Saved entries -
↓
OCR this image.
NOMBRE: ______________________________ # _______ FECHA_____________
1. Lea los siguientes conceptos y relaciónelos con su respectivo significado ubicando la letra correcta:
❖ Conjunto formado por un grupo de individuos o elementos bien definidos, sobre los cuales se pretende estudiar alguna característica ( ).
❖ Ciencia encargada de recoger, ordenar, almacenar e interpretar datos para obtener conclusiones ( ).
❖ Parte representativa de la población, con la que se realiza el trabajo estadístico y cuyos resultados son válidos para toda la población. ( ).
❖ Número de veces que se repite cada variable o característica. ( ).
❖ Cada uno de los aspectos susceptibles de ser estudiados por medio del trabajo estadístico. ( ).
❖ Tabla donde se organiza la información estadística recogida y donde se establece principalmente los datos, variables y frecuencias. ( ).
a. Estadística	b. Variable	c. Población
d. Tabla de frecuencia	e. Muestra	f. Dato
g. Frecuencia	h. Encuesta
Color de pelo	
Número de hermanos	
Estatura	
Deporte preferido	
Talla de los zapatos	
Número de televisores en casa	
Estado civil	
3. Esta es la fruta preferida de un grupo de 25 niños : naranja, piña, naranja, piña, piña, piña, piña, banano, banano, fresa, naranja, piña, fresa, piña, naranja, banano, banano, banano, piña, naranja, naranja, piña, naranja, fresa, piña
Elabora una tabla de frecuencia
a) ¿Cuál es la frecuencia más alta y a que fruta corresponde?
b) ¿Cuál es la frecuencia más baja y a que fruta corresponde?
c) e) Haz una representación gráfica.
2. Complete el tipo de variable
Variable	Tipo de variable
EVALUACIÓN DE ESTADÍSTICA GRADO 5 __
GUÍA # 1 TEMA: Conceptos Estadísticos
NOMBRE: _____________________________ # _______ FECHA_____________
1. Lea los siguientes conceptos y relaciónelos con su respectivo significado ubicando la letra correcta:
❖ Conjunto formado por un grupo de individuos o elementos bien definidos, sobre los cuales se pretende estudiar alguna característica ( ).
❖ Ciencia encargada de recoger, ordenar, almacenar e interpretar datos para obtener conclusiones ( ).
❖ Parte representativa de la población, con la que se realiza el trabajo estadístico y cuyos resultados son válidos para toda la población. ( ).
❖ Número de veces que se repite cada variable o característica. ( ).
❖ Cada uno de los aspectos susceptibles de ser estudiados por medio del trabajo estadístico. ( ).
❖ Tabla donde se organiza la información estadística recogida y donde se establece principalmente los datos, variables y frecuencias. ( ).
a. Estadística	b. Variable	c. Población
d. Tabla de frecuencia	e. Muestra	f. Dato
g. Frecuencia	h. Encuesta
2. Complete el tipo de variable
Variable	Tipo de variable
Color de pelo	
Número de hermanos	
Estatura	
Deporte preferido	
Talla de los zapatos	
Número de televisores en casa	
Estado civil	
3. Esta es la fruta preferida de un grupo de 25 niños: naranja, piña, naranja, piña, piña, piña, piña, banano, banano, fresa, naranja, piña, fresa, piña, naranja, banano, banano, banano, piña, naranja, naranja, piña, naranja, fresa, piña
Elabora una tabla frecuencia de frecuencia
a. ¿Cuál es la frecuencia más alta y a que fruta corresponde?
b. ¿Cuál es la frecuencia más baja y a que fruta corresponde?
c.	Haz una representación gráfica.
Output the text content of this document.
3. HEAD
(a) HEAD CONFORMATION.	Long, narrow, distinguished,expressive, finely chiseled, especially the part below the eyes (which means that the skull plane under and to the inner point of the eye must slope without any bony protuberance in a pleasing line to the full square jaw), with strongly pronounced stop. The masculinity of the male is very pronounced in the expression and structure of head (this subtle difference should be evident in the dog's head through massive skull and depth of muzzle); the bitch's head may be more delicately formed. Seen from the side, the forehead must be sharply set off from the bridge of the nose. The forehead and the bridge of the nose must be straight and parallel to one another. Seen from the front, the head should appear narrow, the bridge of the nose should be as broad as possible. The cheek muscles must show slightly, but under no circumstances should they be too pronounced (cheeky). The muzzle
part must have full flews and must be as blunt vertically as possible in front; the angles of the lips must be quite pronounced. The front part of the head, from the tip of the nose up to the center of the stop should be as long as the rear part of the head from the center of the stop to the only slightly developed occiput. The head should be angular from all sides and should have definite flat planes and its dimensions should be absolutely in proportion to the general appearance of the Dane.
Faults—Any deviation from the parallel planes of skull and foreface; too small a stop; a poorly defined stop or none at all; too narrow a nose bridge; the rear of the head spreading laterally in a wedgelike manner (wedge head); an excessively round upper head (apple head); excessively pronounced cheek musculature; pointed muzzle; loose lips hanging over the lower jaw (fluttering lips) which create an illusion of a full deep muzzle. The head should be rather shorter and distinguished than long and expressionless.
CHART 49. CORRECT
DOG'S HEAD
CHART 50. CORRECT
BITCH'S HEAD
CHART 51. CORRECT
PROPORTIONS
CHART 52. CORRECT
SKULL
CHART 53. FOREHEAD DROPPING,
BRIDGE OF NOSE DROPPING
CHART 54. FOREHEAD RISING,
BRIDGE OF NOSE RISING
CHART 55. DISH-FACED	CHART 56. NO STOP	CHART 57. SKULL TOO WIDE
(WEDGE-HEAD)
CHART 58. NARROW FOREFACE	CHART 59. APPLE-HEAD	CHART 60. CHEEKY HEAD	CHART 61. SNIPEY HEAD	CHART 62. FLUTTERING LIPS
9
↑
Quote all of the entries exactly as they appear.

OCR this image.
NOMBRE: ______________________________ # _______ FECHA_____________
1. Lea los siguientes conceptos y relaciónelos con su respectivo significado ubicando la letra correcta:
❖ Conjunto formado por un grupo de individuos o elementos bien definidos, sobre los cuales se pretende estudiar alguna característica ( ).
❖ Ciencia encargada de recoger, ordenar, almacenar e interpretar datos para obtener conclusiones ( ).
❖ Parte representativa de la población, con la que se realiza el trabajo estadístico y cuyos resultados son válidos para toda la población. ( ).
❖ Número de veces que se repite cada variable o característica. ( ).
❖ Cada uno de los aspectos susceptibles de ser estudiados por medio del trabajo estadístico. ( ).
❖ Tabla donde se organiza la información estadística recogida y donde se establece principalmente los datos, variables y frecuencias. ( ).
a. Estadística	b. Variable	c. Población
d. Tabla de frecuencia	e. Muestra	f. Dato
g. Frecuencia	h. Encuesta
Color de pelo	
Número de hermanos	
Estatura	
Deporte preferido	
Talla de los zapatos	
Número de televisores en casa	
Estado civil	
3. Esta es la fruta preferida de un grupo de 25 niños : naranja, piña, naranja, piña, piña, piña, piña, banano, banano, fresa, naranja, piña, fresa, piña, naranja, banano, banano, banano, piña, naranja, naranja, piña, naranja, fresa, piña
Elabora una tabla de frecuencia
a) ¿Cuál es la frecuencia más alta y a que fruta corresponde?
b) ¿Cuál es la frecuencia más baja y a que fruta corresponde?
c) e) Haz una representación gráfica.
2. Complete el tipo de variable
Variable	Tipo de variable
EVALUACIÓN DE ESTADÍSTICA GRADO 5 __
GUÍA # 1 TEMA: Conceptos Estadísticos
NOMBRE: _____________________________ # _______ FECHA_____________
1. Lea los siguientes conceptos y relaciónelos con su respectivo significado ubicando la letra correcta:
❖ Conjunto formado por un grupo de individuos o elementos bien definidos, sobre los cuales se pretende estudiar alguna característica ( ).
❖ Ciencia encargada de recoger, ordenar, almacenar e interpretar datos para obtener conclusiones ( ).
❖ Parte representativa de la población, con la que se realiza el trabajo estadístico y cuyos resultados son válidos para toda la población. ( ).
❖ Número de veces que se repite cada variable o característica. ( ).
❖ Cada uno de los aspectos susceptibles de ser estudiados por medio del trabajo estadístico. ( ).
❖ Tabla donde se organiza la información estadística recogida y donde se establece principalmente los datos, variables y frecuencias. ( ).
a. Estadística	b. Variable	c. Población
d. Tabla de frecuencia	e. Muestra	f. Dato
g. Frecuencia	h. Encuesta
2. Complete el tipo de variable
Variable	Tipo de variable
Color de pelo	
Número de hermanos	
Estatura	
Deporte preferido	
Talla de los zapatos	
Número de televisores en casa	
Estado civil	
3. Esta es la fruta preferida de un grupo de 25 niños: naranja, piña, naranja, piña, piña, piña, piña, banano, banano, fresa, naranja, piña, fresa, piña, naranja, banano, banano, banano, piña, naranja, naranja, piña, naranja, fresa, piña
Elabora una tabla frecuencia de frecuencia
a. ¿Cuál es la frecuencia más alta y a que fruta corresponde?
b. ¿Cuál es la frecuencia más baja y a que fruta corresponde?
c.	Haz una representación gráfica.
Output the text content of this document.
3. HEAD
(a) HEAD CONFORMATION.	Long, narrow, distinguished,expressive, finely chiseled, especially the part below the eyes (which means that the skull plane under and to the inner point of the eye must slope without any bony protuberance in a pleasing line to the full square jaw), with strongly pronounced stop. The masculinity of the male is very pronounced in the expression and structure of head (this subtle difference should be evident in the dog's head through massive skull and depth of muzzle); the bitch's head may be more delicately formed. Seen from the side, the forehead must be sharply set off from the bridge of the nose. The forehead and the bridge of the nose must be straight and parallel to one another. Seen from the front, the head should appear narrow, the bridge of the nose should be as broad as possible. The cheek muscles must show slightly, but under no circumstances should they be too pronounced (cheeky). The muzzle
part must have full flews and must be as blunt vertically as possible in front; the angles of the lips must be quite pronounced. The front part of the head, from the tip of the nose up to the center of the stop should be as long as the rear part of the head from the center of the stop to the only slightly developed occiput. The head should be angular from all sides and should have definite flat planes and its dimensions should be absolutely in proportion to the general appearance of the Dane.
Faults—Any deviation from the parallel planes of skull and foreface; too small a stop; a poorly defined stop or none at all; too narrow a nose bridge; the rear of the head spreading laterally in a wedgelike manner (wedge head); an excessively round upper head (apple head); excessively pronounced cheek musculature; pointed muzzle; loose lips hanging over the lower jaw (fluttering lips) which create an illusion of a full deep muzzle. The head should be rather shorter and distinguished than long and expressionless.
CHART 49. CORRECT
DOG'S HEAD
CHART 50. CORRECT
BITCH'S HEAD
CHART 51. CORRECT
PROPORTIONS
CHART 52. CORRECT
SKULL
CHART 53. FOREHEAD DROPPING,
BRIDGE OF NOSE DROPPING
CHART 54. FOREHEAD RISING,
BRIDGE OF NOSE RISING
CHART 55. DISH-FACED	CHART 56. NO STOP	CHART 57. SKULL TOO WIDE
(WEDGE-HEAD)
CHART 58. NARROW FOREFACE	CHART 59. APPLE-HEAD	CHART 60. CHEEKY HEAD	CHART 61. SNIPEY HEAD	CHART 62. FLUTTERING LIPS
9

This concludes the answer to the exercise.